Start of DATA FOR THIS EXERCISE

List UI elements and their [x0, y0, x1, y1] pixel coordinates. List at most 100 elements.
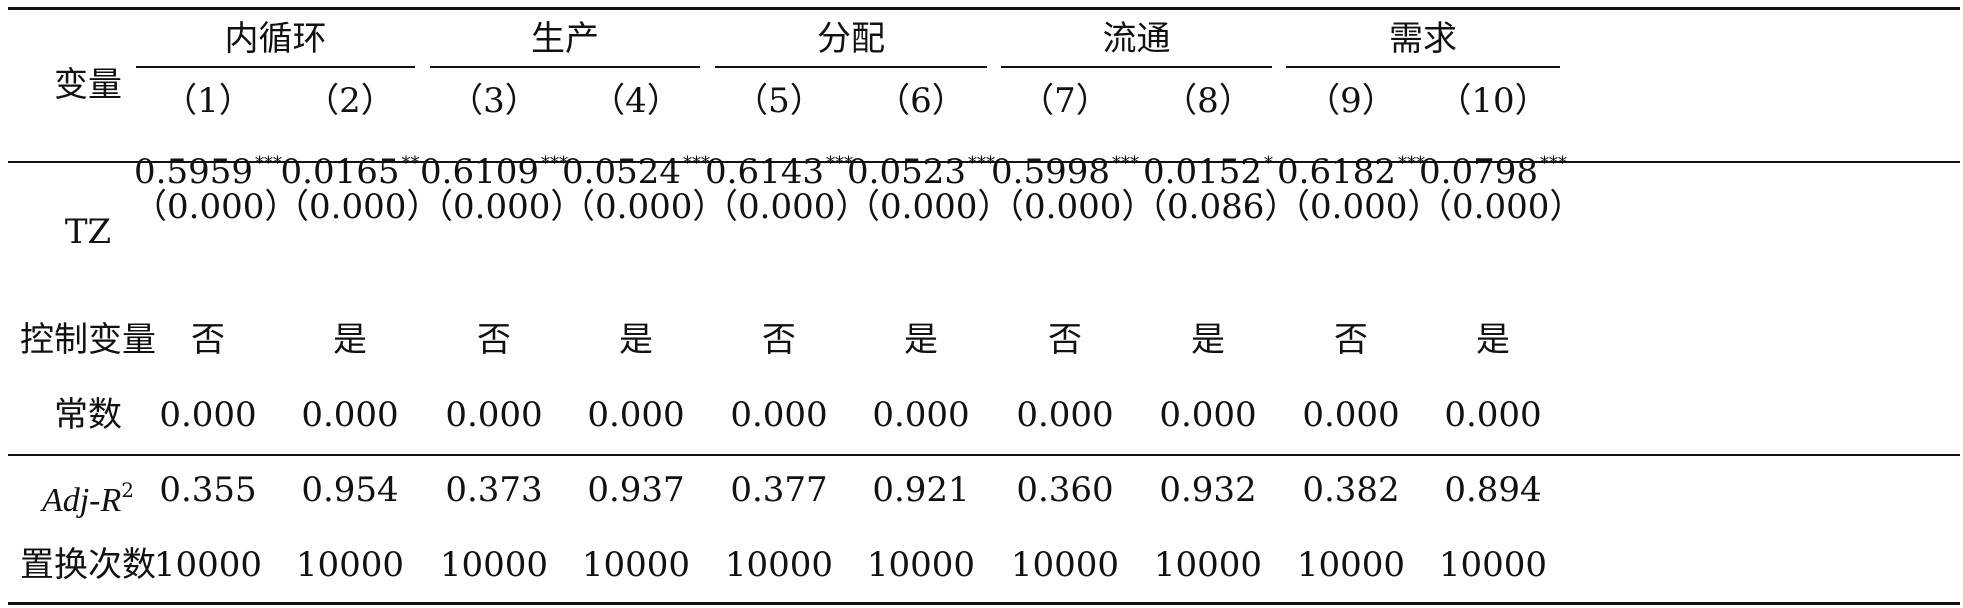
tz-coefficient: 0.0798 ***	[1418, 144, 1568, 192]
significance-stars: ***	[682, 153, 710, 174]
group-header: 生产	[531, 19, 599, 59]
tz-pvalue: （0.000）	[1276, 187, 1442, 227]
constant-value: 0.000	[872, 395, 970, 435]
column-header: （5）	[734, 81, 824, 121]
controls-value: 是	[333, 320, 367, 360]
permutations-value: 10000	[295, 545, 405, 585]
coefficient-value: 0.0152	[1143, 152, 1262, 192]
tz-pvalue: （0.000）	[990, 187, 1156, 227]
variable-header: 变量	[54, 65, 122, 105]
tz-pvalue: （0.000）	[846, 187, 1012, 227]
tz-coefficient: 0.0165 **	[275, 144, 425, 192]
permutations-value: 10000	[1296, 545, 1406, 585]
tz-coefficient: 0.6143 ***	[704, 144, 854, 192]
controls-value: 否	[762, 320, 796, 360]
tz-pvalue: （0.086）	[1133, 187, 1299, 227]
constant-value: 0.000	[445, 395, 543, 435]
controls-value: 否	[477, 320, 511, 360]
constant-value: 0.000	[301, 395, 399, 435]
tz-pvalue: （0.000）	[419, 187, 585, 227]
constant-value: 0.000	[1302, 395, 1400, 435]
tz-coefficient: 0.5998 ***	[990, 144, 1140, 192]
significance-stars: ***	[825, 153, 853, 174]
adj-r2-value: 0.894	[1444, 470, 1542, 510]
adj-r2-value: 0.382	[1302, 470, 1400, 510]
permutations-value: 10000	[1153, 545, 1263, 585]
adj-r2-label: Adj-R2	[41, 478, 135, 519]
column-header: （7）	[1020, 81, 1110, 121]
group-underline	[1286, 66, 1560, 68]
significance-stars: ***	[1397, 153, 1425, 174]
group-underline	[430, 66, 700, 68]
controls-value: 是	[904, 320, 938, 360]
group-header: 流通	[1102, 19, 1171, 59]
constant-value: 0.000	[587, 395, 685, 435]
tz-coefficient: 0.0523 ***	[846, 144, 996, 192]
group-header: 需求	[1389, 19, 1457, 59]
permutations-value: 10000	[866, 545, 976, 585]
coefficient-value: 0.0165	[280, 152, 400, 192]
group-header: 分配	[817, 19, 885, 59]
permutations-value: 10000	[1010, 545, 1120, 585]
bottom-rule	[8, 602, 1960, 605]
tz-label: TZ	[64, 212, 112, 252]
constant-value: 0.000	[1444, 395, 1542, 435]
controls-value: 是	[1191, 320, 1225, 360]
tz-pvalue: （0.000）	[561, 187, 727, 227]
tz-coefficient: 0.6182 ***	[1276, 144, 1426, 192]
group-underline	[715, 66, 987, 68]
column-header: （4）	[591, 81, 681, 121]
group-underline	[1001, 66, 1272, 68]
column-header: （9）	[1306, 81, 1396, 121]
coefficient-value: 0.5998	[991, 152, 1110, 192]
coefficient-value: 0.6182	[1277, 152, 1396, 192]
controls-value: 是	[619, 320, 653, 360]
adj-r2-value: 0.937	[587, 470, 685, 510]
coefficient-value: 0.0524	[562, 152, 681, 192]
permutations-value: 10000	[153, 545, 263, 585]
significance-stars: **	[401, 153, 420, 174]
permutations-value: 10000	[724, 545, 834, 585]
constant-value: 0.000	[730, 395, 828, 435]
permutations-value: 10000	[1438, 545, 1548, 585]
controls-value: 否	[1334, 320, 1368, 360]
column-header: （1）	[163, 81, 253, 121]
adj-r2-value: 0.932	[1159, 470, 1257, 510]
controls-value: 否	[1048, 320, 1082, 360]
header-rule	[8, 161, 1960, 163]
coefficient-value: 0.0798	[1419, 152, 1538, 192]
permutations-label: 置换次数	[20, 545, 156, 585]
group-header: 内循环	[224, 19, 327, 59]
coefficient-value: 0.6143	[705, 152, 824, 192]
tz-coefficient: 0.0524 ***	[561, 144, 711, 192]
column-header: （3）	[449, 81, 539, 121]
column-header: （8）	[1163, 81, 1253, 121]
constant-value: 0.000	[1016, 395, 1114, 435]
adj-r2-value: 0.921	[872, 470, 970, 510]
adj-r2-value: 0.360	[1016, 470, 1114, 510]
controls-value: 否	[191, 320, 225, 360]
column-header: （6）	[876, 81, 966, 121]
top-rule	[8, 7, 1960, 10]
tz-pvalue: （0.000）	[1418, 187, 1584, 227]
adj-r2-value: 0.373	[445, 470, 543, 510]
coefficient-value: 0.6109	[420, 152, 539, 192]
mid-rule	[8, 454, 1960, 456]
tz-pvalue: （0.000）	[133, 187, 299, 227]
permutations-value: 10000	[581, 545, 691, 585]
constant-value: 0.000	[1159, 395, 1257, 435]
adj-r2-value: 0.377	[730, 470, 828, 510]
adj-r2-value: 0.954	[301, 470, 399, 510]
coefficient-value: 0.0523	[847, 152, 966, 192]
significance-stars: ***	[1539, 153, 1567, 174]
column-header: （10）	[1437, 81, 1549, 121]
significance-stars: ***	[967, 153, 995, 174]
tz-pvalue: （0.000）	[275, 187, 441, 227]
significance-stars: ***	[1111, 153, 1139, 174]
permutations-value: 10000	[439, 545, 549, 585]
constant-value: 0.000	[159, 395, 257, 435]
significance-stars: ***	[254, 153, 282, 174]
constant-label: 常数	[54, 395, 122, 435]
column-header: （2）	[305, 81, 395, 121]
tz-coefficient: 0.6109 ***	[419, 144, 569, 192]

End of DATA FOR THIS EXERCISE

#### GIVEN INSTRUCTION
Could you copy out every line of the rows above exactly, leaving the pictures out?

#### RESULT OF THE EXERCISE
List UI elements and their [x0, y0, x1, y1] pixel coordinates. List at most 100 elements.
tz-coefficient: 0.0798 ***	[1418, 144, 1568, 192]
significance-stars: ***	[682, 153, 710, 174]
group-header: 生产	[531, 19, 599, 59]
tz-pvalue: （0.000）	[1276, 187, 1442, 227]
constant-value: 0.000	[872, 395, 970, 435]
column-header: （5）	[734, 81, 824, 121]
controls-value: 是	[333, 320, 367, 360]
permutations-value: 10000	[295, 545, 405, 585]
coefficient-value: 0.0152	[1143, 152, 1262, 192]
tz-pvalue: （0.000）	[990, 187, 1156, 227]
variable-header: 变量	[54, 65, 122, 105]
tz-pvalue: （0.000）	[846, 187, 1012, 227]
tz-coefficient: 0.0165 **	[275, 144, 425, 192]
permutations-value: 10000	[1296, 545, 1406, 585]
tz-coefficient: 0.6143 ***	[704, 144, 854, 192]
controls-value: 否	[762, 320, 796, 360]
tz-pvalue: （0.086）	[1133, 187, 1299, 227]
constant-value: 0.000	[445, 395, 543, 435]
controls-value: 否	[477, 320, 511, 360]
constant-value: 0.000	[301, 395, 399, 435]
tz-pvalue: （0.000）	[419, 187, 585, 227]
constant-value: 0.000	[1302, 395, 1400, 435]
tz-coefficient: 0.5998 ***	[990, 144, 1140, 192]
significance-stars: ***	[825, 153, 853, 174]
adj-r2-value: 0.894	[1444, 470, 1542, 510]
adj-r2-value: 0.382	[1302, 470, 1400, 510]
permutations-value: 10000	[1153, 545, 1263, 585]
adj-r2-label: Adj-R2	[41, 478, 135, 519]
column-header: （7）	[1020, 81, 1110, 121]
group-underline	[1286, 66, 1560, 68]
significance-stars: ***	[1397, 153, 1425, 174]
group-underline	[430, 66, 700, 68]
controls-value: 是	[904, 320, 938, 360]
group-header: 流通	[1102, 19, 1171, 59]
constant-value: 0.000	[587, 395, 685, 435]
tz-coefficient: 0.0523 ***	[846, 144, 996, 192]
group-header: 需求	[1389, 19, 1457, 59]
permutations-value: 10000	[866, 545, 976, 585]
coefficient-value: 0.0165	[280, 152, 400, 192]
group-header: 分配	[817, 19, 885, 59]
permutations-value: 10000	[1010, 545, 1120, 585]
bottom-rule	[8, 602, 1960, 605]
tz-label: TZ	[64, 212, 112, 252]
constant-value: 0.000	[1444, 395, 1542, 435]
controls-value: 是	[1191, 320, 1225, 360]
tz-pvalue: （0.000）	[561, 187, 727, 227]
tz-coefficient: 0.6182 ***	[1276, 144, 1426, 192]
group-underline	[715, 66, 987, 68]
column-header: （4）	[591, 81, 681, 121]
group-underline	[1001, 66, 1272, 68]
column-header: （9）	[1306, 81, 1396, 121]
coefficient-value: 0.5998	[991, 152, 1110, 192]
coefficient-value: 0.6182	[1277, 152, 1396, 192]
controls-value: 是	[619, 320, 653, 360]
adj-r2-value: 0.937	[587, 470, 685, 510]
coefficient-value: 0.0524	[562, 152, 681, 192]
permutations-value: 10000	[153, 545, 263, 585]
significance-stars: **	[401, 153, 420, 174]
permutations-value: 10000	[724, 545, 834, 585]
constant-value: 0.000	[730, 395, 828, 435]
permutations-value: 10000	[1438, 545, 1548, 585]
controls-value: 否	[1334, 320, 1368, 360]
column-header: （1）	[163, 81, 253, 121]
adj-r2-value: 0.932	[1159, 470, 1257, 510]
controls-value: 否	[1048, 320, 1082, 360]
header-rule	[8, 161, 1960, 163]
coefficient-value: 0.0798	[1419, 152, 1538, 192]
permutations-label: 置换次数	[20, 545, 156, 585]
group-header: 内循环	[224, 19, 327, 59]
coefficient-value: 0.6143	[705, 152, 824, 192]
tz-coefficient: 0.0524 ***	[561, 144, 711, 192]
column-header: （3）	[449, 81, 539, 121]
column-header: （8）	[1163, 81, 1253, 121]
constant-value: 0.000	[1016, 395, 1114, 435]
adj-r2-value: 0.921	[872, 470, 970, 510]
adj-r2-value: 0.360	[1016, 470, 1114, 510]
controls-value: 否	[191, 320, 225, 360]
column-header: （6）	[876, 81, 966, 121]
top-rule	[8, 7, 1960, 10]
tz-pvalue: （0.000）	[1418, 187, 1584, 227]
adj-r2-value: 0.373	[445, 470, 543, 510]
coefficient-value: 0.6109	[420, 152, 539, 192]
mid-rule	[8, 454, 1960, 456]
tz-pvalue: （0.000）	[133, 187, 299, 227]
permutations-value: 10000	[581, 545, 691, 585]
constant-value: 0.000	[1159, 395, 1257, 435]
adj-r2-value: 0.377	[730, 470, 828, 510]
adj-r2-value: 0.954	[301, 470, 399, 510]
coefficient-value: 0.0523	[847, 152, 966, 192]
significance-stars: ***	[1539, 153, 1567, 174]
column-header: （10）	[1437, 81, 1549, 121]
significance-stars: ***	[967, 153, 995, 174]
tz-pvalue: （0.000）	[275, 187, 441, 227]
significance-stars: ***	[1111, 153, 1139, 174]
permutations-value: 10000	[439, 545, 549, 585]
constant-value: 0.000	[159, 395, 257, 435]
significance-stars: ***	[254, 153, 282, 174]
constant-label: 常数	[54, 395, 122, 435]
column-header: （2）	[305, 81, 395, 121]
tz-coefficient: 0.6109 ***	[419, 144, 569, 192]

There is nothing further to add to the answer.